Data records
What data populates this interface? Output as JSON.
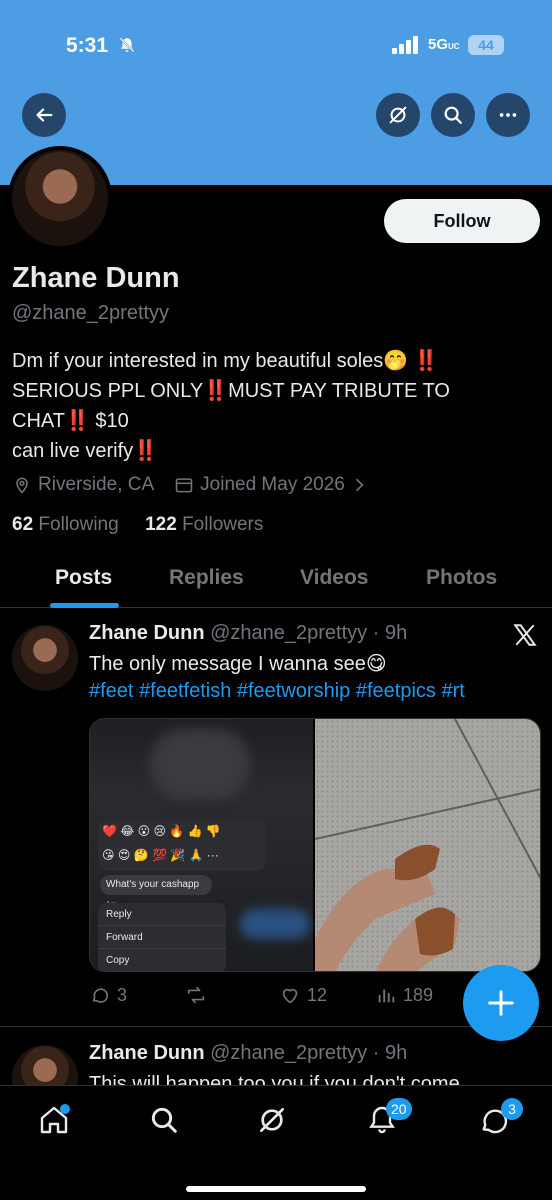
{
  "status_bar": {
    "time": "5:31",
    "network": "5G",
    "network_suffix": "UC",
    "battery": "44"
  },
  "profile": {
    "name": "Zhane Dunn",
    "handle": "@zhane_2prettyy",
    "bio_lines": [
      "Dm if your interested in my beautiful soles🤭 ‼️",
      "SERIOUS PPL ONLY‼️MUST PAY TRIBUTE TO",
      "CHAT‼️ $10",
      "can live verify‼️"
    ],
    "location": "Riverside, CA",
    "joined": "Joined May 2026",
    "following_count": "62",
    "following_label": "Following",
    "followers_count": "122",
    "followers_label": "Followers",
    "follow_label": "Follow"
  },
  "tabs": [
    {
      "label": "Posts",
      "active": true
    },
    {
      "label": "Replies",
      "active": false
    },
    {
      "label": "Videos",
      "active": false
    },
    {
      "label": "Photos",
      "active": false
    }
  ],
  "posts": [
    {
      "name": "Zhane Dunn",
      "handle_time": "@zhane_2prettyy · 9h",
      "text": "The only message I wanna see😋",
      "tags": "#feet #feetfetish #feetworship #feetpics #rt",
      "media": {
        "emoji_row1": "❤️ 😂 😮 😢 🔥 👍 👎",
        "emoji_row2": "😘 😍 🤔 💯 🎉 🙏 ···",
        "bubble_text": "What's your cashapp",
        "bubble_time": "1m",
        "menu": [
          "Reply",
          "Forward",
          "Copy"
        ]
      },
      "replies": "3",
      "retweets": "",
      "likes": "12",
      "views": "189"
    },
    {
      "name": "Zhane Dunn",
      "handle_time": "@zhane_2prettyy · 9h",
      "text": "This will happen too you if you don't come"
    }
  ],
  "nav": {
    "notifications_badge": "20",
    "messages_badge": "3"
  },
  "colors": {
    "banner": "#4c9de4",
    "accent": "#1d9bf0",
    "background": "#000000",
    "muted": "#71767b"
  }
}
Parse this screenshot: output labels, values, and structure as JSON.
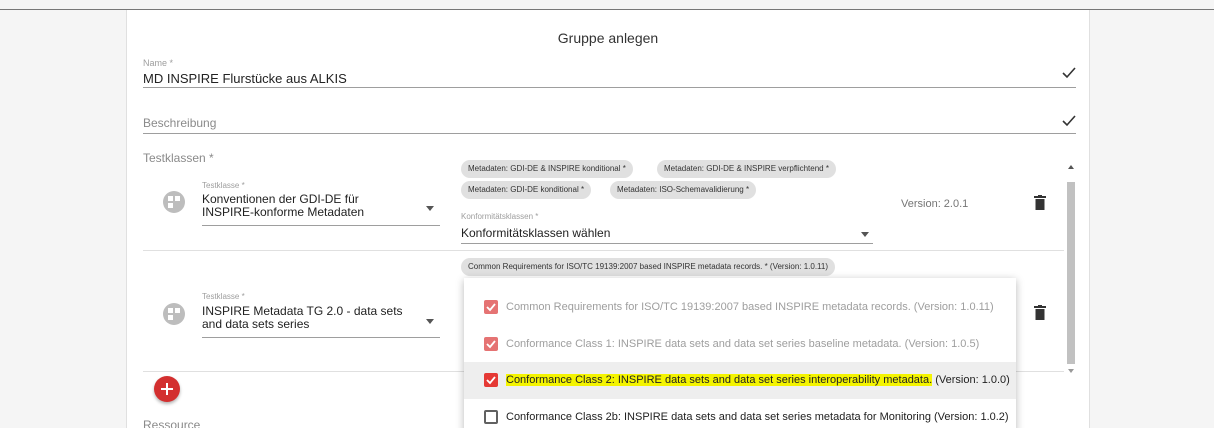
{
  "dialog": {
    "title": "Gruppe anlegen"
  },
  "name": {
    "label": "Name *",
    "value": "MD INSPIRE Flurstücke aus ALKIS"
  },
  "beschreibung": {
    "label": "Beschreibung"
  },
  "testklassen": {
    "label": "Testklassen *",
    "rows": [
      {
        "testklasse_label": "Testklasse *",
        "testklasse_value": "Konventionen der GDI-DE für INSPIRE-konforme Metadaten",
        "chips": [
          "Metadaten: GDI-DE & INSPIRE konditional *",
          "Metadaten: GDI-DE & INSPIRE verpflichtend *",
          "Metadaten: GDI-DE konditional *",
          "Metadaten: ISO-Schemavalidierung *"
        ],
        "konformitaet_label": "Konformitätsklassen *",
        "konformitaet_value": "Konformitätsklassen wählen",
        "version": "Version: 2.0.1"
      },
      {
        "testklasse_label": "Testklasse *",
        "testklasse_value": "INSPIRE Metadata TG 2.0 - data sets and data sets series",
        "chips": [
          "Common Requirements for ISO/TC 19139:2007 based INSPIRE metadata records. * (Version: 1.0.11)"
        ]
      }
    ]
  },
  "dropdown": {
    "options": [
      {
        "text": "Common Requirements for ISO/TC 19139:2007 based INSPIRE metadata records. (Version: 1.0.11)",
        "checked": true,
        "disabled": true
      },
      {
        "text": "Conformance Class 1: INSPIRE data sets and data set series baseline metadata. (Version: 1.0.5)",
        "checked": true,
        "disabled": true
      },
      {
        "text_highlighted": "Conformance Class 2: INSPIRE data sets and data set series interoperability metadata.",
        "text_rest": " (Version: 1.0.0)",
        "checked": true,
        "disabled": false,
        "highlighted": true
      },
      {
        "text": "Conformance Class 2b: INSPIRE data sets and data set series metadata for Monitoring (Version: 1.0.2)",
        "checked": false,
        "disabled": false
      }
    ]
  },
  "ressource": {
    "label": "Ressource"
  },
  "colors": {
    "accent": "#d32f2f",
    "checkbox_disabled": "#e57373",
    "highlight": "#f4f400"
  },
  "icons": [
    "check-icon",
    "test-class-icon",
    "trash-icon",
    "add-icon",
    "caret-down-icon",
    "checkbox-icon"
  ]
}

| What you need to do |
All of the entries above should be copied exactly, except for the pictures.

| Completed exercise |
What data populates this interface? Output as JSON.
{
  "status_bar": {
    "time": "5:31",
    "network": "5G",
    "network_suffix": "UC",
    "battery": "44"
  },
  "profile": {
    "name": "Zhane Dunn",
    "handle": "@zhane_2prettyy",
    "bio_lines": [
      "Dm if your interested in my beautiful soles🤭 ‼️",
      "SERIOUS PPL ONLY‼️MUST PAY TRIBUTE TO",
      "CHAT‼️ $10",
      "can live verify‼️"
    ],
    "location": "Riverside, CA",
    "joined": "Joined May 2026",
    "following_count": "62",
    "following_label": "Following",
    "followers_count": "122",
    "followers_label": "Followers",
    "follow_label": "Follow"
  },
  "tabs": [
    {
      "label": "Posts",
      "active": true
    },
    {
      "label": "Replies",
      "active": false
    },
    {
      "label": "Videos",
      "active": false
    },
    {
      "label": "Photos",
      "active": false
    }
  ],
  "posts": [
    {
      "name": "Zhane Dunn",
      "handle_time": "@zhane_2prettyy · 9h",
      "text": "The only message I wanna see😋",
      "tags": "#feet #feetfetish #feetworship #feetpics #rt",
      "media": {
        "emoji_row1": "❤️ 😂 😮 😢 🔥 👍 👎",
        "emoji_row2": "😘 😍 🤔 💯 🎉 🙏 ···",
        "bubble_text": "What's your cashapp",
        "bubble_time": "1m",
        "menu": [
          "Reply",
          "Forward",
          "Copy"
        ]
      },
      "replies": "3",
      "retweets": "",
      "likes": "12",
      "views": "189"
    },
    {
      "name": "Zhane Dunn",
      "handle_time": "@zhane_2prettyy · 9h",
      "text": "This will happen too you if you don't come"
    }
  ],
  "nav": {
    "notifications_badge": "20",
    "messages_badge": "3"
  },
  "colors": {
    "banner": "#4c9de4",
    "accent": "#1d9bf0",
    "background": "#000000",
    "muted": "#71767b"
  }
}
Parse this screenshot: output labels, values, and structure as JSON.
{
  "dialog": {
    "title": "Gruppe anlegen"
  },
  "name": {
    "label": "Name *",
    "value": "MD INSPIRE Flurstücke aus ALKIS"
  },
  "beschreibung": {
    "label": "Beschreibung"
  },
  "testklassen": {
    "label": "Testklassen *",
    "rows": [
      {
        "testklasse_label": "Testklasse *",
        "testklasse_value": "Konventionen der GDI-DE für INSPIRE-konforme Metadaten",
        "chips": [
          "Metadaten: GDI-DE & INSPIRE konditional *",
          "Metadaten: GDI-DE & INSPIRE verpflichtend *",
          "Metadaten: GDI-DE konditional *",
          "Metadaten: ISO-Schemavalidierung *"
        ],
        "konformitaet_label": "Konformitätsklassen *",
        "konformitaet_value": "Konformitätsklassen wählen",
        "version": "Version: 2.0.1"
      },
      {
        "testklasse_label": "Testklasse *",
        "testklasse_value": "INSPIRE Metadata TG 2.0 - data sets and data sets series",
        "chips": [
          "Common Requirements for ISO/TC 19139:2007 based INSPIRE metadata records. * (Version: 1.0.11)"
        ]
      }
    ]
  },
  "dropdown": {
    "options": [
      {
        "text": "Common Requirements for ISO/TC 19139:2007 based INSPIRE metadata records. (Version: 1.0.11)",
        "checked": true,
        "disabled": true
      },
      {
        "text": "Conformance Class 1: INSPIRE data sets and data set series baseline metadata. (Version: 1.0.5)",
        "checked": true,
        "disabled": true
      },
      {
        "text_highlighted": "Conformance Class 2: INSPIRE data sets and data set series interoperability metadata.",
        "text_rest": " (Version: 1.0.0)",
        "checked": true,
        "disabled": false,
        "highlighted": true
      },
      {
        "text": "Conformance Class 2b: INSPIRE data sets and data set series metadata for Monitoring (Version: 1.0.2)",
        "checked": false,
        "disabled": false
      }
    ]
  },
  "ressource": {
    "label": "Ressource"
  },
  "colors": {
    "accent": "#d32f2f",
    "checkbox_disabled": "#e57373",
    "highlight": "#f4f400"
  },
  "icons": [
    "check-icon",
    "test-class-icon",
    "trash-icon",
    "add-icon",
    "caret-down-icon",
    "checkbox-icon"
  ]
}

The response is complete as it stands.